— Exercise aim —
Your answer is a single number: the count of lines that contain the string "content".

— Entries shown —
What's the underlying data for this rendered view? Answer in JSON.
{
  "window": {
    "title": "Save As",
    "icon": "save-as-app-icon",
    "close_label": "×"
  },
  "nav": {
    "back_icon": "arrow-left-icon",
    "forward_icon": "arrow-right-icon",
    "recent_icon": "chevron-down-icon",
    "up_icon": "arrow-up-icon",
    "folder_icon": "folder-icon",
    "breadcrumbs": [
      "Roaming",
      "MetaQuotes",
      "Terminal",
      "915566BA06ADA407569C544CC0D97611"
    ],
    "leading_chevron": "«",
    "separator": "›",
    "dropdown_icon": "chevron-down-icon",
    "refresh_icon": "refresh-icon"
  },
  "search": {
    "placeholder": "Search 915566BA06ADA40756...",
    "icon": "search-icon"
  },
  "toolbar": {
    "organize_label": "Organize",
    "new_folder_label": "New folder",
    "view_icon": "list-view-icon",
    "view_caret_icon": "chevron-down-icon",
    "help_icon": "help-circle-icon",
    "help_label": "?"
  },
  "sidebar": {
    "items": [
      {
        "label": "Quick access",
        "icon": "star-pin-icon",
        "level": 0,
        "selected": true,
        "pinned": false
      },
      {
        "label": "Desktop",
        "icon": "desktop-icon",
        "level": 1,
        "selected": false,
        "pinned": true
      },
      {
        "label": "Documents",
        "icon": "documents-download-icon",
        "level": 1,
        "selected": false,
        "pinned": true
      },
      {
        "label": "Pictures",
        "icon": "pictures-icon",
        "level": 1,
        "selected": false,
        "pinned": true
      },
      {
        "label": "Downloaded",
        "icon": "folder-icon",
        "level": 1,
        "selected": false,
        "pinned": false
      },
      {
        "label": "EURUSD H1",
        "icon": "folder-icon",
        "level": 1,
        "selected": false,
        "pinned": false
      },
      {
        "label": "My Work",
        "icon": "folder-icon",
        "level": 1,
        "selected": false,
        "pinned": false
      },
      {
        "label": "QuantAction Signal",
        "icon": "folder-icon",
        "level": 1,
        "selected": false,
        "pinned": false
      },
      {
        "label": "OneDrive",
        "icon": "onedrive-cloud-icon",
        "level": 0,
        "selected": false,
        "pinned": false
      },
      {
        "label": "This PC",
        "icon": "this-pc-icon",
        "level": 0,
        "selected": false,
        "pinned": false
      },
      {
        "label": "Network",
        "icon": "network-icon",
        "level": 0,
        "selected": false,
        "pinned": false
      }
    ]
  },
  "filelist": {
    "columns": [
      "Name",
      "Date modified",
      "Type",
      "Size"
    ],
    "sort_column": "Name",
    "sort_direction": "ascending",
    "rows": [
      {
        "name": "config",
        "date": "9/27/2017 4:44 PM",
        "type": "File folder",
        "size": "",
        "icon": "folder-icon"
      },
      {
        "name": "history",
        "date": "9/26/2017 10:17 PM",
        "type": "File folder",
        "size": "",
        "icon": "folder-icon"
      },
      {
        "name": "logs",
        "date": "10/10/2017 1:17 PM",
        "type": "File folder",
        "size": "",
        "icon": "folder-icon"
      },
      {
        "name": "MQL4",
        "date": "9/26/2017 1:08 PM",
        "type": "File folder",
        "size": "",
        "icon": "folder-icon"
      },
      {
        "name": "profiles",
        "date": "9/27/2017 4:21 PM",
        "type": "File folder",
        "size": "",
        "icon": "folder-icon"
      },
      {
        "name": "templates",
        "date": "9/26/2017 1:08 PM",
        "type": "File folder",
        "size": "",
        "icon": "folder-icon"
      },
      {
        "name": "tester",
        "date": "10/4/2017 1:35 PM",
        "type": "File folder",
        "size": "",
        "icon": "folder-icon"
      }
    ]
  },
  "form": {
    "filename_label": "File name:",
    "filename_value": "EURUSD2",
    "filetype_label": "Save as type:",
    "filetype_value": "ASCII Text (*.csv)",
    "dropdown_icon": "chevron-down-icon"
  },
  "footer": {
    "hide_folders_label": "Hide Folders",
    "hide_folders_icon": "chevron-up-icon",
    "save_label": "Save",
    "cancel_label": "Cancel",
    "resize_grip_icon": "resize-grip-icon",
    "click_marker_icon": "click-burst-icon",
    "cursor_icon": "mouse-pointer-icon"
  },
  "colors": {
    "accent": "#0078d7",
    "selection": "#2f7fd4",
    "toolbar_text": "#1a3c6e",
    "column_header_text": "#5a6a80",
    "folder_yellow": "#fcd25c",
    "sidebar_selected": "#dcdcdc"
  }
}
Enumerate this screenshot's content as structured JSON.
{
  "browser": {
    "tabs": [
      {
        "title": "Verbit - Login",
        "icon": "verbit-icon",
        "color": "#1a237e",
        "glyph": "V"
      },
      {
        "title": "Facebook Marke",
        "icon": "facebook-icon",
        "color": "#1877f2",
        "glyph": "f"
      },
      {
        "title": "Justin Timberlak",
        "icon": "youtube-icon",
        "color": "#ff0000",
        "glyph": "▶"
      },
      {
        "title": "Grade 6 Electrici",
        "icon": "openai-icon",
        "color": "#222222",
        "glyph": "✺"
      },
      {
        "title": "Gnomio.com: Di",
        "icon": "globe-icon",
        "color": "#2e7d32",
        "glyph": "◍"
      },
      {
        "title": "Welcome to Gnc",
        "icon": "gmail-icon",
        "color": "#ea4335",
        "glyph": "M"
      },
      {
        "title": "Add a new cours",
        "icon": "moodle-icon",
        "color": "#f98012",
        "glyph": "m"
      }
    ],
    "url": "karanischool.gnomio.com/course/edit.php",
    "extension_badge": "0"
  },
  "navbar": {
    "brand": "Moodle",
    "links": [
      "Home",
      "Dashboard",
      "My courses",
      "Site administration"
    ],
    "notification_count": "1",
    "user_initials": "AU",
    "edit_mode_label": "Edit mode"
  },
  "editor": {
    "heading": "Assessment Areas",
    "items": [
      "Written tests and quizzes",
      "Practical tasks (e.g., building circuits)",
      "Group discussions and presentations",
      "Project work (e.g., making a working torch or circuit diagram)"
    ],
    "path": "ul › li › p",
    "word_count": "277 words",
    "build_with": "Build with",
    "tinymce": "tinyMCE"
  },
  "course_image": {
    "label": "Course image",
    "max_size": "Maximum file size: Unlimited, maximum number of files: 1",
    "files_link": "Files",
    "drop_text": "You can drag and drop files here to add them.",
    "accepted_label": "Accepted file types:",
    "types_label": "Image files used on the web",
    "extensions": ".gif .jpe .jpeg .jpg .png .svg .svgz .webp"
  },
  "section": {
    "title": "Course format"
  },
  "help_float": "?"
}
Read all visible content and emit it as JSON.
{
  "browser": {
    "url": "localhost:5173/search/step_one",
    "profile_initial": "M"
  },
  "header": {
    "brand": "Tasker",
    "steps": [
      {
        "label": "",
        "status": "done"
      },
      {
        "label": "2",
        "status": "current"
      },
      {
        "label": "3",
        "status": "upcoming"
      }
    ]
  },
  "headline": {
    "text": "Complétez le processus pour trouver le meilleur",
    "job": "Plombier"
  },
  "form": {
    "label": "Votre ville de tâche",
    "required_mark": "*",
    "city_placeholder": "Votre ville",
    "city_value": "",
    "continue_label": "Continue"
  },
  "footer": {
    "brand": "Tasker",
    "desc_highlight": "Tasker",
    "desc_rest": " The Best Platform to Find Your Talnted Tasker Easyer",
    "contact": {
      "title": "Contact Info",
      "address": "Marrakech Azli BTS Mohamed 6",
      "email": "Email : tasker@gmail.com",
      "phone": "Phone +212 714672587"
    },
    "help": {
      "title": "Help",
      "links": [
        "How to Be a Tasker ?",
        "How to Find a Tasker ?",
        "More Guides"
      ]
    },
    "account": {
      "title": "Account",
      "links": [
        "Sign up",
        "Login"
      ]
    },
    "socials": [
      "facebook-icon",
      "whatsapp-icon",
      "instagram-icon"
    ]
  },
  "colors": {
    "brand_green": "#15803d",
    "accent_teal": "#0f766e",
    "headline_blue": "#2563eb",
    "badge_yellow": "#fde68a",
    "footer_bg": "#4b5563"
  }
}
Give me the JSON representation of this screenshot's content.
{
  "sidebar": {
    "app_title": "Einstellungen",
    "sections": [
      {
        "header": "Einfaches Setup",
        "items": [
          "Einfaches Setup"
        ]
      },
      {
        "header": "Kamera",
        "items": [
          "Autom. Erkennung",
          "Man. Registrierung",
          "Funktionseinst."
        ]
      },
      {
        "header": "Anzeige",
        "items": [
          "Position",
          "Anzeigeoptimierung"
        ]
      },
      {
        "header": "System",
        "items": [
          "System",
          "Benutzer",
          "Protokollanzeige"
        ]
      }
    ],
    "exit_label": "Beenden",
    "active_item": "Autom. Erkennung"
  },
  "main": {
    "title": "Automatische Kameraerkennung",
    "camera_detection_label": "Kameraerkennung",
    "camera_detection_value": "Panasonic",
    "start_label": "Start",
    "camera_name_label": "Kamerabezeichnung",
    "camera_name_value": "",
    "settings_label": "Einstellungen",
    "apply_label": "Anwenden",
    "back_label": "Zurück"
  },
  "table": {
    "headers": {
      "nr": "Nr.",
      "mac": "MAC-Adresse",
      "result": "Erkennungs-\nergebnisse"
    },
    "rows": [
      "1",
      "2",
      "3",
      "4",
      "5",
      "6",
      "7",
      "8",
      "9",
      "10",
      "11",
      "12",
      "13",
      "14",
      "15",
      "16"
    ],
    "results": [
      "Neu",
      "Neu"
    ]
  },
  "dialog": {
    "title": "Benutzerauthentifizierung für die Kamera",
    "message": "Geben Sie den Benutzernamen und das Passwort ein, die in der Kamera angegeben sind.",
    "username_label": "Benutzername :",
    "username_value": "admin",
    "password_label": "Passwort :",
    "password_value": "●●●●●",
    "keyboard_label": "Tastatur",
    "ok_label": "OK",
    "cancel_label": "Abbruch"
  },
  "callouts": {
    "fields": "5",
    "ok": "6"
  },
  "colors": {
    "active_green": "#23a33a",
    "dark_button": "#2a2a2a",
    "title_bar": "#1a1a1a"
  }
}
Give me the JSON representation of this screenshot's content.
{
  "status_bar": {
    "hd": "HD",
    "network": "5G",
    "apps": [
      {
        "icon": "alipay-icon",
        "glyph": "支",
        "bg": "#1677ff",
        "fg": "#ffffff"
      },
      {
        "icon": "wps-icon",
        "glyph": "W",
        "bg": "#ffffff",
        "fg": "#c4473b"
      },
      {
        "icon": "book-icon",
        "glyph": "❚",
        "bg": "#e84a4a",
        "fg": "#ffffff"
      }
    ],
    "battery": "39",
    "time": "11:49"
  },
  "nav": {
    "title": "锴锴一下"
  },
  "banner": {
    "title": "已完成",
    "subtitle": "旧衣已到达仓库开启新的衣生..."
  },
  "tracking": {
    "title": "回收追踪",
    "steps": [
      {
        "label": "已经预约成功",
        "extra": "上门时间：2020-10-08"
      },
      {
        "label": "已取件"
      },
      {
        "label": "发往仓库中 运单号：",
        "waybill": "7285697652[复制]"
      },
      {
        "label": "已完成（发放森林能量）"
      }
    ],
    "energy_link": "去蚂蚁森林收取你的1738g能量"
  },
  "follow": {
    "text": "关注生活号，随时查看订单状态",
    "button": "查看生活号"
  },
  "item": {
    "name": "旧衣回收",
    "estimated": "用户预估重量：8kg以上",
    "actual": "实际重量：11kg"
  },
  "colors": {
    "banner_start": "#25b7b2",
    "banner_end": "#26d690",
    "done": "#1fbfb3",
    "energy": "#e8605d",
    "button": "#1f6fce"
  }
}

— Output of the exercise —
4